─── Dataset extract ───
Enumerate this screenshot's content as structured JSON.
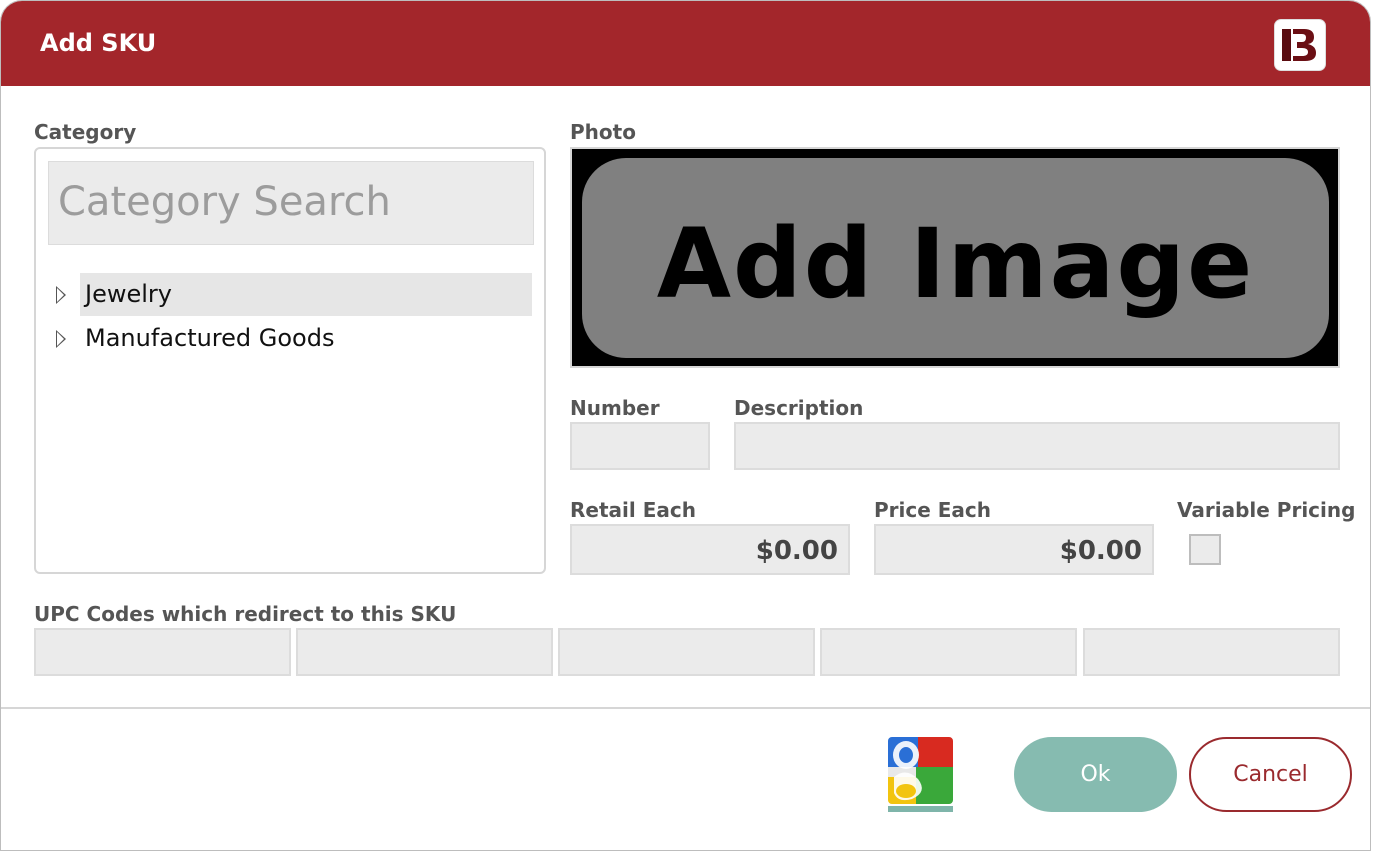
{
  "dialog": {
    "title": "Add SKU",
    "logo_text": "B"
  },
  "category": {
    "label": "Category",
    "search_placeholder": "Category Search",
    "items": [
      {
        "label": "Jewelry",
        "selected": true
      },
      {
        "label": "Manufactured Goods",
        "selected": false
      }
    ]
  },
  "photo": {
    "label": "Photo",
    "button_text": "Add Image"
  },
  "number": {
    "label": "Number",
    "value": ""
  },
  "description": {
    "label": "Description",
    "value": ""
  },
  "retail_each": {
    "label": "Retail Each",
    "value": "$0.00"
  },
  "price_each": {
    "label": "Price Each",
    "value": "$0.00"
  },
  "variable_pricing": {
    "label": "Variable Pricing",
    "checked": false
  },
  "upc": {
    "label": "UPC Codes which redirect to this SKU",
    "codes": [
      "",
      "",
      "",
      "",
      ""
    ]
  },
  "footer": {
    "ok_label": "Ok",
    "cancel_label": "Cancel",
    "google_icon": "google-icon"
  },
  "colors": {
    "titlebar": "#a3262b",
    "ok": "#86bbb0",
    "cancel_border": "#9a2a2e"
  }
}
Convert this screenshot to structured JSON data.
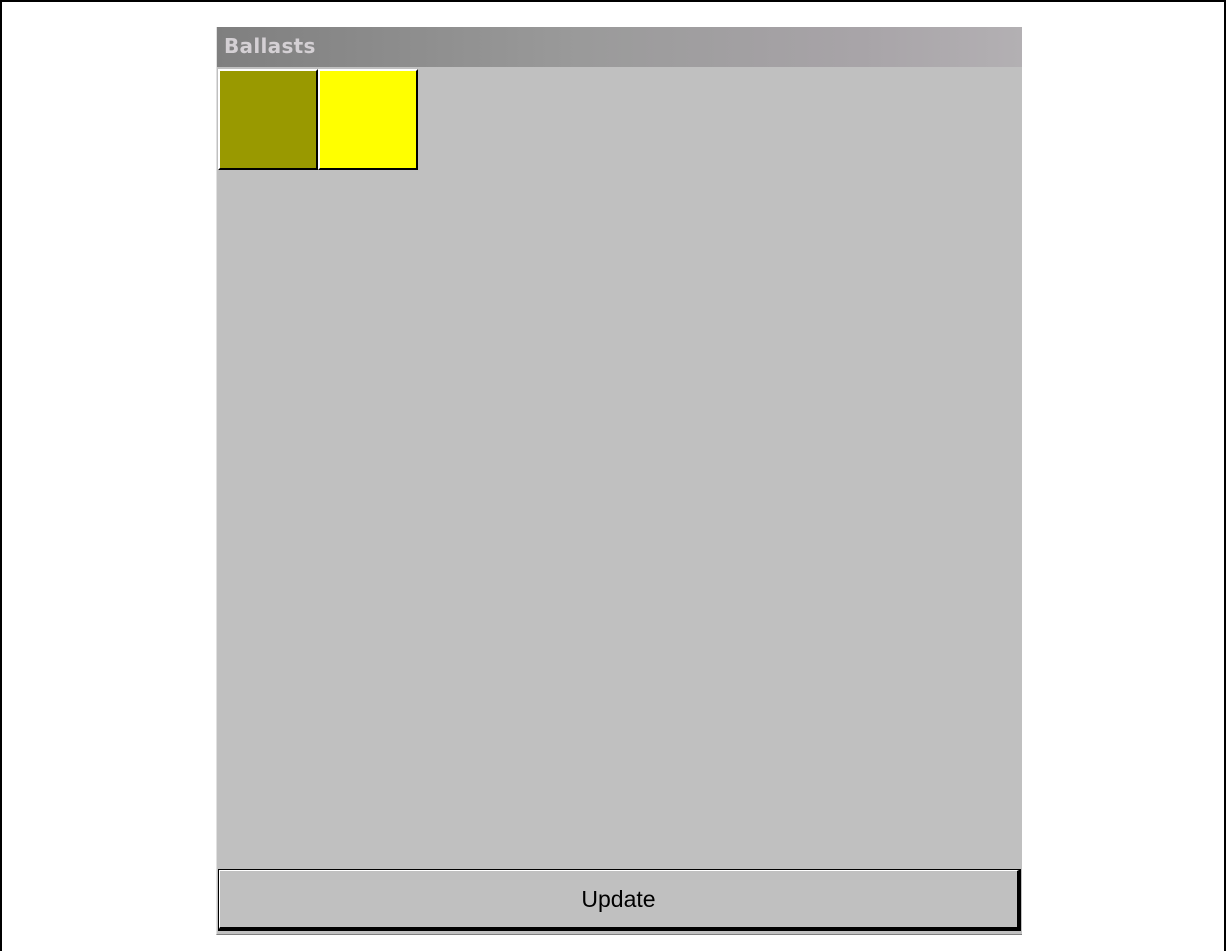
{
  "window": {
    "title": "Ballasts"
  },
  "swatches": [
    {
      "name": "ballast-swatch-olive",
      "color": "#999900"
    },
    {
      "name": "ballast-swatch-yellow",
      "color": "#ffff00"
    }
  ],
  "footer": {
    "update_label": "Update"
  }
}
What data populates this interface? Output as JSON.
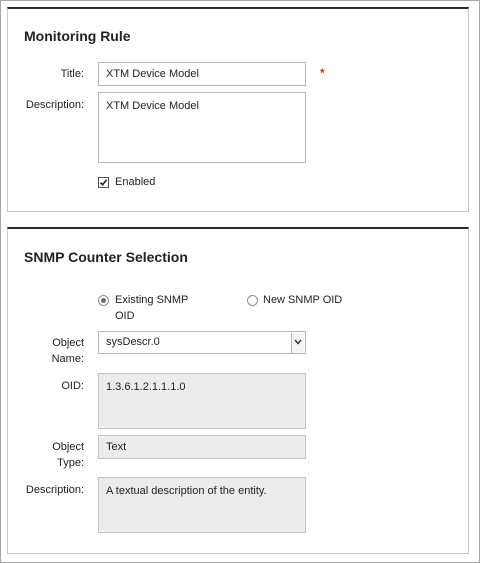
{
  "monitoring_rule": {
    "heading": "Monitoring Rule",
    "title_label": "Title:",
    "title_value": "XTM Device Model",
    "required_marker": "*",
    "description_label": "Description:",
    "description_value": "XTM Device Model",
    "enabled_label": "Enabled",
    "enabled_checked": true
  },
  "snmp": {
    "heading": "SNMP Counter Selection",
    "existing_line1": "Existing SNMP",
    "existing_line2": "OID",
    "new_label": "New SNMP OID",
    "selected": "existing",
    "object_name_label_1": "Object",
    "object_name_label_2": "Name:",
    "object_name_value": "sysDescr.0",
    "oid_label": "OID:",
    "oid_value": "1.3.6.1.2.1.1.1.0",
    "object_type_label_1": "Object",
    "object_type_label_2": "Type:",
    "object_type_value": "Text",
    "description_label": "Description:",
    "description_value": "A textual description of the entity."
  }
}
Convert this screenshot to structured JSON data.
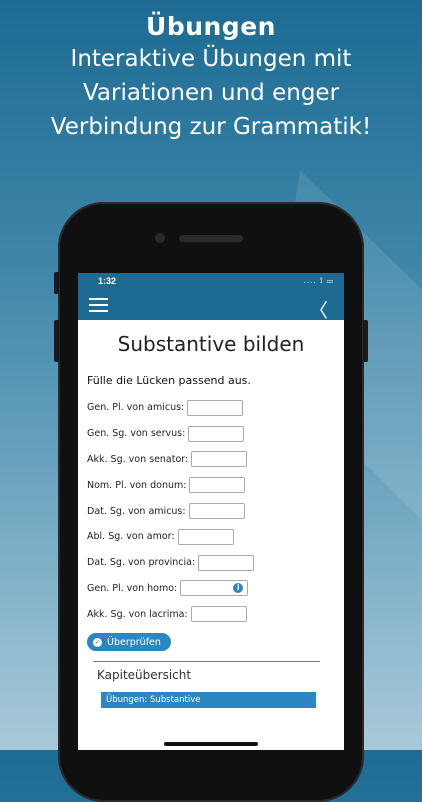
{
  "headline": {
    "title": "Übungen",
    "line1": "Interaktive Übungen mit",
    "line2": "Variationen und enger",
    "line3": "Verbindung zur Grammatik!"
  },
  "status": {
    "time": "1:32",
    "icons": ".... ⟟ ▭"
  },
  "nav": {
    "menu_icon": "menu-icon",
    "back_icon": "chevron-left-icon",
    "back_glyph": "〈"
  },
  "page": {
    "title": "Substantive bilden",
    "instruction": "Fülle die Lücken passend aus.",
    "rows": [
      {
        "label": "Gen. Pl. von amicus:",
        "value": ""
      },
      {
        "label": "Gen. Sg. von servus:",
        "value": ""
      },
      {
        "label": "Akk. Sg. von senator:",
        "value": ""
      },
      {
        "label": "Nom. Pl. von donum:",
        "value": ""
      },
      {
        "label": "Dat. Sg. von amicus:",
        "value": ""
      },
      {
        "label": "Abl. Sg. von amor:",
        "value": ""
      },
      {
        "label": "Dat. Sg. von provincia:",
        "value": ""
      },
      {
        "label": "Gen. Pl. von homo:",
        "value": ""
      },
      {
        "label": "Akk. Sg. von lacrima:",
        "value": ""
      }
    ],
    "check_button": "Überprüfen",
    "info_glyph": "i",
    "ok_glyph": "✓"
  },
  "chapter": {
    "title": "Kapiteübersicht",
    "items": [
      "Übungen: Substantive"
    ]
  },
  "colors": {
    "brand": "#1d6b93",
    "accent": "#2c86c4"
  }
}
───
=== What is expected ===
Write the entries above out again exactly, but not the pictures.

=== Output ===
Enumerate this screenshot's content as structured JSON.
{
  "dialog": {
    "title": "Add SKU",
    "logo_text": "B"
  },
  "category": {
    "label": "Category",
    "search_placeholder": "Category Search",
    "items": [
      {
        "label": "Jewelry",
        "selected": true
      },
      {
        "label": "Manufactured Goods",
        "selected": false
      }
    ]
  },
  "photo": {
    "label": "Photo",
    "button_text": "Add Image"
  },
  "number": {
    "label": "Number",
    "value": ""
  },
  "description": {
    "label": "Description",
    "value": ""
  },
  "retail_each": {
    "label": "Retail Each",
    "value": "$0.00"
  },
  "price_each": {
    "label": "Price Each",
    "value": "$0.00"
  },
  "variable_pricing": {
    "label": "Variable Pricing",
    "checked": false
  },
  "upc": {
    "label": "UPC Codes which redirect to this SKU",
    "codes": [
      "",
      "",
      "",
      "",
      ""
    ]
  },
  "footer": {
    "ok_label": "Ok",
    "cancel_label": "Cancel",
    "google_icon": "google-icon"
  },
  "colors": {
    "titlebar": "#a3262b",
    "ok": "#86bbb0",
    "cancel_border": "#9a2a2e"
  }
}
Convert this screenshot to structured JSON data.
{
  "window": {
    "title": "Ballasts"
  },
  "swatches": [
    {
      "name": "ballast-swatch-olive",
      "color": "#999900"
    },
    {
      "name": "ballast-swatch-yellow",
      "color": "#ffff00"
    }
  ],
  "footer": {
    "update_label": "Update"
  }
}
What data populates this interface? Output as JSON.
{
  "monitoring_rule": {
    "heading": "Monitoring Rule",
    "title_label": "Title:",
    "title_value": "XTM Device Model",
    "required_marker": "*",
    "description_label": "Description:",
    "description_value": "XTM Device Model",
    "enabled_label": "Enabled",
    "enabled_checked": true
  },
  "snmp": {
    "heading": "SNMP Counter Selection",
    "existing_line1": "Existing SNMP",
    "existing_line2": "OID",
    "new_label": "New SNMP OID",
    "selected": "existing",
    "object_name_label_1": "Object",
    "object_name_label_2": "Name:",
    "object_name_value": "sysDescr.0",
    "oid_label": "OID:",
    "oid_value": "1.3.6.1.2.1.1.1.0",
    "object_type_label_1": "Object",
    "object_type_label_2": "Type:",
    "object_type_value": "Text",
    "description_label": "Description:",
    "description_value": "A textual description of the entity."
  }
}
Convert this screenshot to structured JSON data.
{
  "headline": {
    "title": "Übungen",
    "line1": "Interaktive Übungen mit",
    "line2": "Variationen und enger",
    "line3": "Verbindung zur Grammatik!"
  },
  "status": {
    "time": "1:32",
    "icons": ".... ⟟ ▭"
  },
  "nav": {
    "menu_icon": "menu-icon",
    "back_icon": "chevron-left-icon",
    "back_glyph": "〈"
  },
  "page": {
    "title": "Substantive bilden",
    "instruction": "Fülle die Lücken passend aus.",
    "rows": [
      {
        "label": "Gen. Pl. von amicus:",
        "value": ""
      },
      {
        "label": "Gen. Sg. von servus:",
        "value": ""
      },
      {
        "label": "Akk. Sg. von senator:",
        "value": ""
      },
      {
        "label": "Nom. Pl. von donum:",
        "value": ""
      },
      {
        "label": "Dat. Sg. von amicus:",
        "value": ""
      },
      {
        "label": "Abl. Sg. von amor:",
        "value": ""
      },
      {
        "label": "Dat. Sg. von provincia:",
        "value": ""
      },
      {
        "label": "Gen. Pl. von homo:",
        "value": ""
      },
      {
        "label": "Akk. Sg. von lacrima:",
        "value": ""
      }
    ],
    "check_button": "Überprüfen",
    "info_glyph": "i",
    "ok_glyph": "✓"
  },
  "chapter": {
    "title": "Kapiteübersicht",
    "items": [
      "Übungen: Substantive"
    ]
  },
  "colors": {
    "brand": "#1d6b93",
    "accent": "#2c86c4"
  }
}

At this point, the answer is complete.